AUSGEWÄHLTER AUSZUG ->
****************************************
Atomausstieg : Der Plan funktioniert
Ende 2022 sollen alle Reaktoren stillgelegt sein. Der Ersatz durch Gaskraftwerke erfolgt jedoch nur zögerlich. Experten drängen auf zusätzliche Investitionsanreize.
Der Atomausstieg läuft nach Plan. Stufenweise geht ein Kernkraftwerk nach dem anderen vom Netz, zuletzt Ende 2019 das Kernkraftwerk Philippsburg 2. Bis Ende 2021 werden die Kernkraftwerke Grohnde, Grundremmingen C und Brokdorf abgeschaltet. Isar 2, Emsland und Neckarwestheim 2 werden spätestens Ende 2022 vom Netz gehen.
Doch gewinnt die Diskussion um eine weltweite Renaissance der Atomkraft für eine CO2-freie und stabile Energieversorgung wieder an Raum. Vor allem Frankreich prescht mit der Vision neuartiger, angeblich sicherer Mini-Reaktoren vor und pocht auf deren "grüner" Anerkennung im Rahmen der anstehenden EU-Taxonomie.
****************************************
AUFGABENSTELLUNG -> Gib aus dem Auszug zum Atomausstieg den Abschnitt wortgetreu aus, der mit den Worten „Atomausstieg : Der“ beginnt und mit „vom Netz gehen.“ endet.

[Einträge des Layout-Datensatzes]
****************************************
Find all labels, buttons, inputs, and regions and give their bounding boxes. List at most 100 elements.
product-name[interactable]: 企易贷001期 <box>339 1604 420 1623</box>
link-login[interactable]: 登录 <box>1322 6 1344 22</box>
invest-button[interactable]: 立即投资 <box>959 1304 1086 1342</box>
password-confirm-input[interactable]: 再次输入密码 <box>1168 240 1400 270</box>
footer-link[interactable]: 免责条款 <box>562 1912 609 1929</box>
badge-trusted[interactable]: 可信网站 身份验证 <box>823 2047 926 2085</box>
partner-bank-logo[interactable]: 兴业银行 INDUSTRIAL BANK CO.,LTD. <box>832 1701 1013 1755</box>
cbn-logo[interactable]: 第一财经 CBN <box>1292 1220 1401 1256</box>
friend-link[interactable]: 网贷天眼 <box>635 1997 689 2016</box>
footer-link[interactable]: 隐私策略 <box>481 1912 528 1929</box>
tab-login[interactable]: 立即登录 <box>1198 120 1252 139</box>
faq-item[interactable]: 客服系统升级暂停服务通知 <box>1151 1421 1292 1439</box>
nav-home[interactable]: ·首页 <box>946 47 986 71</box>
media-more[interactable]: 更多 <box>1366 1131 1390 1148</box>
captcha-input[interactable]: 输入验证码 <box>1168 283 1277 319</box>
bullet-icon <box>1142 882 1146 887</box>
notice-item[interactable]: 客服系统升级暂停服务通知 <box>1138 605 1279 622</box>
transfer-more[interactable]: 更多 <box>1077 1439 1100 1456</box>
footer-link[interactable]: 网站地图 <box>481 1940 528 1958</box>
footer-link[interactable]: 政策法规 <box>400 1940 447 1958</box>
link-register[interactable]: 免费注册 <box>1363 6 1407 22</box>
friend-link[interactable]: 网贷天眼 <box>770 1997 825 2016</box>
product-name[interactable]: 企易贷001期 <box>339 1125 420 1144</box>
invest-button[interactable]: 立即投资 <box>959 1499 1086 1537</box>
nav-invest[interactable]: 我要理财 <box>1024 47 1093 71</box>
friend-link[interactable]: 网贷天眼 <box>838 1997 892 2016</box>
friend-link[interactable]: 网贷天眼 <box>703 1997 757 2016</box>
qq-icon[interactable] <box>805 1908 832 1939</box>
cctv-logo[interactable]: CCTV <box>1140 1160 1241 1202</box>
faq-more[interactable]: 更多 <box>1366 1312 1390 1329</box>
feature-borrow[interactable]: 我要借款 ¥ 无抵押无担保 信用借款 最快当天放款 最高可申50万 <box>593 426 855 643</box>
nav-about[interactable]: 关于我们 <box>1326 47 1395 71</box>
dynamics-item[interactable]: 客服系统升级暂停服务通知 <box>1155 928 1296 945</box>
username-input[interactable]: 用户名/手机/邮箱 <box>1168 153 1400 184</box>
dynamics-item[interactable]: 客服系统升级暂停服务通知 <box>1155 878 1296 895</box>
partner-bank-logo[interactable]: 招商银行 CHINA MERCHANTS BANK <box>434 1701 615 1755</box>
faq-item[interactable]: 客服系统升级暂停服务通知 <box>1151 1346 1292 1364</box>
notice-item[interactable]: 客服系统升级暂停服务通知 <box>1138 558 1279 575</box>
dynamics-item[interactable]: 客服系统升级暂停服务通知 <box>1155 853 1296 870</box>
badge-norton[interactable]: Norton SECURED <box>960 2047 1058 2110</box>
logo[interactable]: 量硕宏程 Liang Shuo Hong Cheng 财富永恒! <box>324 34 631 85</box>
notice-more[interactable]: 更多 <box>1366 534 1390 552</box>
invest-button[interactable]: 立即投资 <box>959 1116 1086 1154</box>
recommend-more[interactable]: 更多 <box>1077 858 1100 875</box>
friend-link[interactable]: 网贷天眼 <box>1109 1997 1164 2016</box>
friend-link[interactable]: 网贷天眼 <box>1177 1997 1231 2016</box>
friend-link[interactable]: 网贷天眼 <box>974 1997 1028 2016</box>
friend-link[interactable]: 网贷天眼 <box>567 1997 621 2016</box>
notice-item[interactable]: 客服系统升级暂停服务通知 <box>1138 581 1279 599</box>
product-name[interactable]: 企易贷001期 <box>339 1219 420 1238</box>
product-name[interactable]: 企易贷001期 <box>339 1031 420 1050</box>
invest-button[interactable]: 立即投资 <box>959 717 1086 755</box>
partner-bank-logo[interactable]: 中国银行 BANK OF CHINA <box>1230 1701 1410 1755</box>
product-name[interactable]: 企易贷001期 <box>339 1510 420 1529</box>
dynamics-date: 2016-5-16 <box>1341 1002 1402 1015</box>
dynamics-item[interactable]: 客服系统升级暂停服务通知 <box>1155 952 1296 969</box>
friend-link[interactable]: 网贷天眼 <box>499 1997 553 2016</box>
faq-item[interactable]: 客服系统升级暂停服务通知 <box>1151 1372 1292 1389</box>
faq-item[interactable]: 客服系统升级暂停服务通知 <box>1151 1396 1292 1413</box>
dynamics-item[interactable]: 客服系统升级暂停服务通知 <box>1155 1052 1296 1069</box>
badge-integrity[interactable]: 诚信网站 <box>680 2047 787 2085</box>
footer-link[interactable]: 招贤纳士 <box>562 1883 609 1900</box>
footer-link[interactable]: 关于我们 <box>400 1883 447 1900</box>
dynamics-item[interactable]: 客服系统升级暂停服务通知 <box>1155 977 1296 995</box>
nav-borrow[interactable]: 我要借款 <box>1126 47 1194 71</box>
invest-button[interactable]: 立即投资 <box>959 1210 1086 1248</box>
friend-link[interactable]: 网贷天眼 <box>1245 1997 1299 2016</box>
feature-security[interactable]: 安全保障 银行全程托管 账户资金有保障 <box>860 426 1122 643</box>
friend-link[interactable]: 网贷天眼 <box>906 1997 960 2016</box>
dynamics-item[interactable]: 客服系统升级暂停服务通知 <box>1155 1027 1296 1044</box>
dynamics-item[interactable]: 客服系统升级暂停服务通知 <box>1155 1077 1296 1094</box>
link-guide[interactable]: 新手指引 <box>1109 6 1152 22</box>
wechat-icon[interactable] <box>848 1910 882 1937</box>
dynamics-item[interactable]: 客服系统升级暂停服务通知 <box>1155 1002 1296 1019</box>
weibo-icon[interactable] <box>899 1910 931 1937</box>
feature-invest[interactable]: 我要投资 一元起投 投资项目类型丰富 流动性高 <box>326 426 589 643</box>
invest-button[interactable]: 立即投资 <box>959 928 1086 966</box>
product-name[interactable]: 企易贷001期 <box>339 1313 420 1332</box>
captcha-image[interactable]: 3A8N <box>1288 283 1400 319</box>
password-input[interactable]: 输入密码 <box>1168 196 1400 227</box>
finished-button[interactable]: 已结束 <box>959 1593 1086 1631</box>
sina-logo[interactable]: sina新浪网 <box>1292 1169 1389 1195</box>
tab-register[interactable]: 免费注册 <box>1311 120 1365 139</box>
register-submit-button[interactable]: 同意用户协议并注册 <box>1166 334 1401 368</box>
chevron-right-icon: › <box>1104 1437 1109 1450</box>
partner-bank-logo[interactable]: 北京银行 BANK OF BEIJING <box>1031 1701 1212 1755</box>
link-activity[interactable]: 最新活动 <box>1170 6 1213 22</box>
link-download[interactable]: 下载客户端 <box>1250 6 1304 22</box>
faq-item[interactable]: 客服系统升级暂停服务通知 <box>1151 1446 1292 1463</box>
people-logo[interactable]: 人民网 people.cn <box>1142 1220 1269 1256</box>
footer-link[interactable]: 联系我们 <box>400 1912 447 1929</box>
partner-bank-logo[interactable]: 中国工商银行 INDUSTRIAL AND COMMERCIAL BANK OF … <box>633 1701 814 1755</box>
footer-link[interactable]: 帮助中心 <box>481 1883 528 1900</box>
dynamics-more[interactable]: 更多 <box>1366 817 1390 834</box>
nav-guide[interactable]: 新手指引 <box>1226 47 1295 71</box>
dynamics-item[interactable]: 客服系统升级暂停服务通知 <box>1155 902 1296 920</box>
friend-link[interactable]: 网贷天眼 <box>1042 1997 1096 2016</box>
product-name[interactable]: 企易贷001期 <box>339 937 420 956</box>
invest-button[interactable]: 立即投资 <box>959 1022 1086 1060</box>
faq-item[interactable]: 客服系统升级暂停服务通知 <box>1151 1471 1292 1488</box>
****************************************
LÖSUNG ->
Atomausstieg : Der Plan funktioniert
Ende 2022 sollen alle Reaktoren stillgelegt sein. Der Ersatz durch Gaskraftwerke erfolgt jedoch nur zögerlich. Experten drängen auf zusätzliche Investitionsanreize.
Der Atomausstieg läuft nach Plan. Stufenweise geht ein Kernkraftwerk nach dem anderen vom Netz, zuletzt Ende 2019 das Kernkraftwerk Philippsburg 2. Bis Ende 2021 werden die Kernkraftwerke Grohnde, Grundremmingen C und Brokdorf abgeschaltet. Isar 2, Emsland und Neckarwestheim 2 werden spätestens Ende 2022 vom Netz gehen.